[Start]

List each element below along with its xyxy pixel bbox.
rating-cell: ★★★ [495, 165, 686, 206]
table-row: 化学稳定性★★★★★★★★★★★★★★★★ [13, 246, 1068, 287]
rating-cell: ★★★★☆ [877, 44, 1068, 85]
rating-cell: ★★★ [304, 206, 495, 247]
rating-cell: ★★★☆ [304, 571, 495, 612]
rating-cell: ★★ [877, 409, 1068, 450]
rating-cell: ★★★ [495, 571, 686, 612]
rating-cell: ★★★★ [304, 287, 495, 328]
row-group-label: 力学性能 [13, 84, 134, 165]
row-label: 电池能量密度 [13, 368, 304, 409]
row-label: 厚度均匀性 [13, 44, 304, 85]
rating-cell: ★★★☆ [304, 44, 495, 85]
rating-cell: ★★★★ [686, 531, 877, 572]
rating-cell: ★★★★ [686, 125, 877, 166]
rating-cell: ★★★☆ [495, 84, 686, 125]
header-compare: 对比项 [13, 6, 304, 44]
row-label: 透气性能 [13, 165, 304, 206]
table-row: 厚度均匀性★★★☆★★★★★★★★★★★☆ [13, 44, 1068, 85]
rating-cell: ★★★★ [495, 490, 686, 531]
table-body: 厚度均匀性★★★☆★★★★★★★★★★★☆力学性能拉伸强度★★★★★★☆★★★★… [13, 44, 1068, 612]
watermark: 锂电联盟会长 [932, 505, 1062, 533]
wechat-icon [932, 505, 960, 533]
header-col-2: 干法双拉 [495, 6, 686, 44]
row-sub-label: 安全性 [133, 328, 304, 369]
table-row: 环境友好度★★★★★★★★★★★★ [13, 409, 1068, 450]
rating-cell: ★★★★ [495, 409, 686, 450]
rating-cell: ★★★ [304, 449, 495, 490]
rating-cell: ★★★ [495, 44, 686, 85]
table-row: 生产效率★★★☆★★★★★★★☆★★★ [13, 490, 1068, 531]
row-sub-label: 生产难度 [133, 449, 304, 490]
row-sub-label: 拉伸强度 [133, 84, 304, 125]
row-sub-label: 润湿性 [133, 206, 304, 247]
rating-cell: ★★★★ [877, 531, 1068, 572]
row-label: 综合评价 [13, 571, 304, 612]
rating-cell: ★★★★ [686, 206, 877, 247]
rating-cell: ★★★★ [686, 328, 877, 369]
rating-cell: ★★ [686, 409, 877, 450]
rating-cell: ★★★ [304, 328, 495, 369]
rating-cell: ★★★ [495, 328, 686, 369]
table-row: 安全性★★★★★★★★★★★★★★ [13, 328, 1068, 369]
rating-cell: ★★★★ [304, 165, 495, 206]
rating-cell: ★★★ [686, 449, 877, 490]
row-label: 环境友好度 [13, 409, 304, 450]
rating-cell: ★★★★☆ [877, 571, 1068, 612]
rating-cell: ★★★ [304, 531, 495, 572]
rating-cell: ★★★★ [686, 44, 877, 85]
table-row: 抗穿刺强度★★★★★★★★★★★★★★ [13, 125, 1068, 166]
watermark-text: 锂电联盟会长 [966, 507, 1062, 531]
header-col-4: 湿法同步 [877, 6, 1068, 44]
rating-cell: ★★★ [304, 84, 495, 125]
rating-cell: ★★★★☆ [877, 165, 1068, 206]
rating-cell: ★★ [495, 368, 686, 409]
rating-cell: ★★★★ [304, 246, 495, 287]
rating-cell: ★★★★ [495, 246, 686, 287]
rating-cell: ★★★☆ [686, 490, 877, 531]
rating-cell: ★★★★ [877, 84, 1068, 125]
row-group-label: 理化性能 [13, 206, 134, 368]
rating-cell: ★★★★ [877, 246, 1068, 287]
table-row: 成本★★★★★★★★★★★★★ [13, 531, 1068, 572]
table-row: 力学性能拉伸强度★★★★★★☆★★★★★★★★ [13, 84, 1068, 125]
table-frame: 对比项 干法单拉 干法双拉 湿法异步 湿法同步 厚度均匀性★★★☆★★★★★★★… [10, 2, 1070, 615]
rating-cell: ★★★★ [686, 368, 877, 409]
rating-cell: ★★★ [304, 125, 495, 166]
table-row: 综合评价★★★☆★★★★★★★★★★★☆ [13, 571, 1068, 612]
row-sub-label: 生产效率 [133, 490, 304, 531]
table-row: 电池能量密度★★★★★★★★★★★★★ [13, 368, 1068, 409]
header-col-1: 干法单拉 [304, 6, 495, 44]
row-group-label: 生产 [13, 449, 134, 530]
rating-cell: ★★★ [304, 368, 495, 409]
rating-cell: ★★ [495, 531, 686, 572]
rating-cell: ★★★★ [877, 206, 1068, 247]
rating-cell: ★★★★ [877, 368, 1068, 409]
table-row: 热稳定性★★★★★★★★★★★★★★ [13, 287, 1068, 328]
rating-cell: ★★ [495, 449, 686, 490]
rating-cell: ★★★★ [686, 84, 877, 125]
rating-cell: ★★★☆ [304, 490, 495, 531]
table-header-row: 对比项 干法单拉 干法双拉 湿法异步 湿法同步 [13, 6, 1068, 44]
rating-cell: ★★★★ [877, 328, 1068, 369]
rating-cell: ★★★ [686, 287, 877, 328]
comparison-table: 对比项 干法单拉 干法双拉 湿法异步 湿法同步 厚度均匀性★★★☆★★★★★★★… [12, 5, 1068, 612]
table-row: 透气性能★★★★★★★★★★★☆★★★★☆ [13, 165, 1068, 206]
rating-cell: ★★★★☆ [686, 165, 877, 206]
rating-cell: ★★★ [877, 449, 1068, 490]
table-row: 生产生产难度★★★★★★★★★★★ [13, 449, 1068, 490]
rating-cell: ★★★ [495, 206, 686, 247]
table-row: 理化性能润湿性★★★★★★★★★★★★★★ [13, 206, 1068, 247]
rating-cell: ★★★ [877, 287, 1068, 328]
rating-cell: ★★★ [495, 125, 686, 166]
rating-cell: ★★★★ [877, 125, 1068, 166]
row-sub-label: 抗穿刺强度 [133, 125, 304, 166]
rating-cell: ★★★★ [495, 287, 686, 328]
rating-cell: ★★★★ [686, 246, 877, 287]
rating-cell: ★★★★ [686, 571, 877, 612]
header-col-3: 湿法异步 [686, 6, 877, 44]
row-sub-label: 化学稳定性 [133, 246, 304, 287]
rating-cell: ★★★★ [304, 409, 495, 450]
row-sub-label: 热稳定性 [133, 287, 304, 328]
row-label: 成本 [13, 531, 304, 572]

[End]

Stated exercise: Convert every line in the records above into a JSON array of strings with one string per line, omitting blank lines.

Response for this exercise:
[
  "List each element below along with its xyxy pixel bbox.",
  "rating-cell: ★★★ [495, 165, 686, 206]",
  "table-row: 化学稳定性★★★★★★★★★★★★★★★★ [13, 246, 1068, 287]",
  "rating-cell: ★★★★☆ [877, 44, 1068, 85]",
  "rating-cell: ★★★ [304, 206, 495, 247]",
  "rating-cell: ★★★☆ [304, 571, 495, 612]",
  "rating-cell: ★★ [877, 409, 1068, 450]",
  "rating-cell: ★★★ [495, 571, 686, 612]",
  "rating-cell: ★★★★ [304, 287, 495, 328]",
  "row-group-label: 力学性能 [13, 84, 134, 165]",
  "row-label: 电池能量密度 [13, 368, 304, 409]",
  "row-label: 厚度均匀性 [13, 44, 304, 85]",
  "rating-cell: ★★★☆ [304, 44, 495, 85]",
  "rating-cell: ★★★★ [686, 531, 877, 572]",
  "rating-cell: ★★★★ [686, 125, 877, 166]",
  "rating-cell: ★★★☆ [495, 84, 686, 125]",
  "header-compare: 对比项 [13, 6, 304, 44]",
  "row-label: 透气性能 [13, 165, 304, 206]",
  "table-row: 厚度均匀性★★★☆★★★★★★★★★★★☆ [13, 44, 1068, 85]",
  "rating-cell: ★★★★ [495, 490, 686, 531]",
  "table-body: 厚度均匀性★★★☆★★★★★★★★★★★☆力学性能拉伸强度★★★★★★☆★★★★… [13, 44, 1068, 612]",
  "watermark: 锂电联盟会长 [932, 505, 1062, 533]",
  "wechat-icon [932, 505, 960, 533]",
  "header-col-2: 干法双拉 [495, 6, 686, 44]",
  "row-sub-label: 安全性 [133, 328, 304, 369]",
  "table-row: 环境友好度★★★★★★★★★★★★ [13, 409, 1068, 450]",
  "rating-cell: ★★★★ [495, 409, 686, 450]",
  "rating-cell: ★★★ [304, 449, 495, 490]",
  "rating-cell: ★★★ [495, 44, 686, 85]",
  "table-row: 生产效率★★★☆★★★★★★★☆★★★ [13, 490, 1068, 531]",
  "row-sub-label: 生产难度 [133, 449, 304, 490]",
  "row-sub-label: 拉伸强度 [133, 84, 304, 125]",
  "row-sub-label: 润湿性 [133, 206, 304, 247]",
  "rating-cell: ★★★★ [877, 531, 1068, 572]",
  "row-label: 综合评价 [13, 571, 304, 612]",
  "rating-cell: ★★★★ [686, 206, 877, 247]",
  "rating-cell: ★★★★ [686, 328, 877, 369]",
  "rating-cell: ★★ [686, 409, 877, 450]",
  "rating-cell: ★★★ [304, 328, 495, 369]",
  "rating-cell: ★★★ [495, 328, 686, 369]",
  "table-row: 安全性★★★★★★★★★★★★★★ [13, 328, 1068, 369]",
  "rating-cell: ★★★★ [304, 165, 495, 206]",
  "rating-cell: ★★★ [686, 449, 877, 490]",
  "row-label: 环境友好度 [13, 409, 304, 450]",
  "rating-cell: ★★★★☆ [877, 571, 1068, 612]",
  "rating-cell: ★★★ [304, 531, 495, 572]",
  "rating-cell: ★★★★ [686, 44, 877, 85]",
  "table-row: 抗穿刺强度★★★★★★★★★★★★★★ [13, 125, 1068, 166]",
  "watermark-text: 锂电联盟会长 [966, 507, 1062, 531]",
  "header-col-4: 湿法同步 [877, 6, 1068, 44]",
  "rating-cell: ★★★ [304, 84, 495, 125]",
  "rating-cell: ★★★★☆ [877, 165, 1068, 206]",
  "rating-cell: ★★ [495, 368, 686, 409]",
  "rating-cell: ★★★★ [304, 246, 495, 287]",
  "rating-cell: ★★★★ [495, 246, 686, 287]",
  "rating-cell: ★★★☆ [686, 490, 877, 531]",
  "rating-cell: ★★★★ [877, 84, 1068, 125]",
  "row-group-label: 理化性能 [13, 206, 134, 368]",
  "rating-cell: ★★★★ [877, 246, 1068, 287]",
  "table-row: 成本★★★★★★★★★★★★★ [13, 531, 1068, 572]",
  "table-row: 力学性能拉伸强度★★★★★★☆★★★★★★★★ [13, 84, 1068, 125]",
  "table-frame: 对比项 干法单拉 干法双拉 湿法异步 湿法同步 厚度均匀性★★★☆★★★★★★★… [10, 2, 1070, 615]",
  "rating-cell: ★★★★ [686, 368, 877, 409]",
  "rating-cell: ★★★ [304, 125, 495, 166]",
  "table-row: 综合评价★★★☆★★★★★★★★★★★☆ [13, 571, 1068, 612]",
  "row-sub-label: 生产效率 [133, 490, 304, 531]",
  "table-row: 电池能量密度★★★★★★★★★★★★★ [13, 368, 1068, 409]",
  "header-col-1: 干法单拉 [304, 6, 495, 44]",
  "row-group-label: 生产 [13, 449, 134, 530]",
  "rating-cell: ★★★ [304, 368, 495, 409]",
  "rating-cell: ★★ [495, 531, 686, 572]",
  "rating-cell: ★★★★ [877, 206, 1068, 247]",
  "rating-cell: ★★★★ [877, 368, 1068, 409]",
  "table-row: 热稳定性★★★★★★★★★★★★★★ [13, 287, 1068, 328]",
  "rating-cell: ★★ [495, 449, 686, 490]",
  "rating-cell: ★★★★ [686, 84, 877, 125]",
  "rating-cell: ★★★☆ [304, 490, 495, 531]",
  "table-header-row: 对比项 干法单拉 干法双拉 湿法异步 湿法同步 [13, 6, 1068, 44]",
  "rating-cell: ★★★★ [877, 328, 1068, 369]",
  "rating-cell: ★★★ [686, 287, 877, 328]",
  "comparison-table: 对比项 干法单拉 干法双拉 湿法异步 湿法同步 厚度均匀性★★★☆★★★★★★★… [12, 5, 1068, 612]",
  "table-row: 透气性能★★★★★★★★★★★☆★★★★☆ [13, 165, 1068, 206]",
  "rating-cell: ★★★★☆ [686, 165, 877, 206]",
  "rating-cell: ★★★ [877, 449, 1068, 490]",
  "table-row: 生产生产难度★★★★★★★★★★★ [13, 449, 1068, 490]",
  "rating-cell: ★★★ [495, 206, 686, 247]",
  "table-row: 理化性能润湿性★★★★★★★★★★★★★★ [13, 206, 1068, 247]",
  "rating-cell: ★★★ [877, 287, 1068, 328]",
  "rating-cell: ★★★ [495, 125, 686, 166]",
  "rating-cell: ★★★★ [877, 125, 1068, 166]",
  "row-sub-label: 抗穿刺强度 [133, 125, 304, 166]",
  "rating-cell: ★★★★ [495, 287, 686, 328]",
  "rating-cell: ★★★★ [686, 246, 877, 287]",
  "rating-cell: ★★★★ [686, 571, 877, 612]",
  "header-col-3: 湿法异步 [686, 6, 877, 44]",
  "row-sub-label: 化学稳定性 [133, 246, 304, 287]",
  "rating-cell: ★★★★ [304, 409, 495, 450]",
  "row-sub-label: 热稳定性 [133, 287, 304, 328]",
  "row-label: 成本 [13, 531, 304, 572]"
]